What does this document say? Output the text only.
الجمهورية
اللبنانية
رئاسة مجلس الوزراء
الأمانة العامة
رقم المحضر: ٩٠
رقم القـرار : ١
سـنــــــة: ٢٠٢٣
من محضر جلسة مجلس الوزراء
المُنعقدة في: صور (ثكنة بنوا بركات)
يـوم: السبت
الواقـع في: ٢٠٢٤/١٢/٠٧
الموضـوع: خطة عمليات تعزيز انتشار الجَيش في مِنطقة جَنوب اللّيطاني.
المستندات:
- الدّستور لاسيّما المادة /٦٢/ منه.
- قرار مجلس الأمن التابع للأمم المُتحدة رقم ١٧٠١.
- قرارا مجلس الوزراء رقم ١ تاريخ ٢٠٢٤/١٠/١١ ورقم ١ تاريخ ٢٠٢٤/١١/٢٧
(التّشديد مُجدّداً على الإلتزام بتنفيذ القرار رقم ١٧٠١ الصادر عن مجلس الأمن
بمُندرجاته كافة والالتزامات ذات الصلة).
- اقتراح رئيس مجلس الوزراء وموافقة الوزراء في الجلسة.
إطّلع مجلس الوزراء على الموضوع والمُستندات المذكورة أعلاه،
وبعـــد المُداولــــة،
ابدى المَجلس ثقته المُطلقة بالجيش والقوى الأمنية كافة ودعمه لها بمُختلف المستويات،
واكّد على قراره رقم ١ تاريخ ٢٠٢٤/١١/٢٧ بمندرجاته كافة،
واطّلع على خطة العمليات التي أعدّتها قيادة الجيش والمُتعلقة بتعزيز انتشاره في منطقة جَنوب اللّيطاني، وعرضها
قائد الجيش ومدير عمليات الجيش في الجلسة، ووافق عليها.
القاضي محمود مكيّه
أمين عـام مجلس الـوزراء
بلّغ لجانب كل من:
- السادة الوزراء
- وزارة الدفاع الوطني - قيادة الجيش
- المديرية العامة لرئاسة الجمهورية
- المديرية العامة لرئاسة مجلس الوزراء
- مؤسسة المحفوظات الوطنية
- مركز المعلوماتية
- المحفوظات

********************

■ Stated goal:
Copy out each record exactly as given, omitting none.

■ Exercise solution:
What does this document say? Output the text only.
الجمهورية
اللبنانية
رئاسة مجلس الوزراء
الأمانة العامة
رقم المحضر: ٩٠
رقم القـرار : ١
سـنــــــة: ٢٠٢٣
من محضر جلسة مجلس الوزراء
المُنعقدة في: صور (ثكنة بنوا بركات)
يـوم: السبت
الواقـع في: ٢٠٢٤/١٢/٠٧
الموضـوع: خطة عمليات تعزيز انتشار الجَيش في مِنطقة جَنوب اللّيطاني.
المستندات:
- الدّستور لاسيّما المادة /٦٢/ منه.
- قرار مجلس الأمن التابع للأمم المُتحدة رقم ١٧٠١.
- قرارا مجلس الوزراء رقم ١ تاريخ ٢٠٢٤/١٠/١١ ورقم ١ تاريخ ٢٠٢٤/١١/٢٧
(التّشديد مُجدّداً على الإلتزام بتنفيذ القرار رقم ١٧٠١ الصادر عن مجلس الأمن
بمُندرجاته كافة والالتزامات ذات الصلة).
- اقتراح رئيس مجلس الوزراء وموافقة الوزراء في الجلسة.
إطّلع مجلس الوزراء على الموضوع والمُستندات المذكورة أعلاه،
وبعـــد المُداولــــة،
ابدى المَجلس ثقته المُطلقة بالجيش والقوى الأمنية كافة ودعمه لها بمُختلف المستويات،
واكّد على قراره رقم ١ تاريخ ٢٠٢٤/١١/٢٧ بمندرجاته كافة،
واطّلع على خطة العمليات التي أعدّتها قيادة الجيش والمُتعلقة بتعزيز انتشاره في منطقة جَنوب اللّيطاني، وعرضها
قائد الجيش ومدير عمليات الجيش في الجلسة، ووافق عليها.
القاضي محمود مكيّه
أمين عـام مجلس الـوزراء
بلّغ لجانب كل من:
- السادة الوزراء
- وزارة الدفاع الوطني - قيادة الجيش
- المديرية العامة لرئاسة الجمهورية
- المديرية العامة لرئاسة مجلس الوزراء
- مؤسسة المحفوظات الوطنية
- مركز المعلوماتية
- المحفوظات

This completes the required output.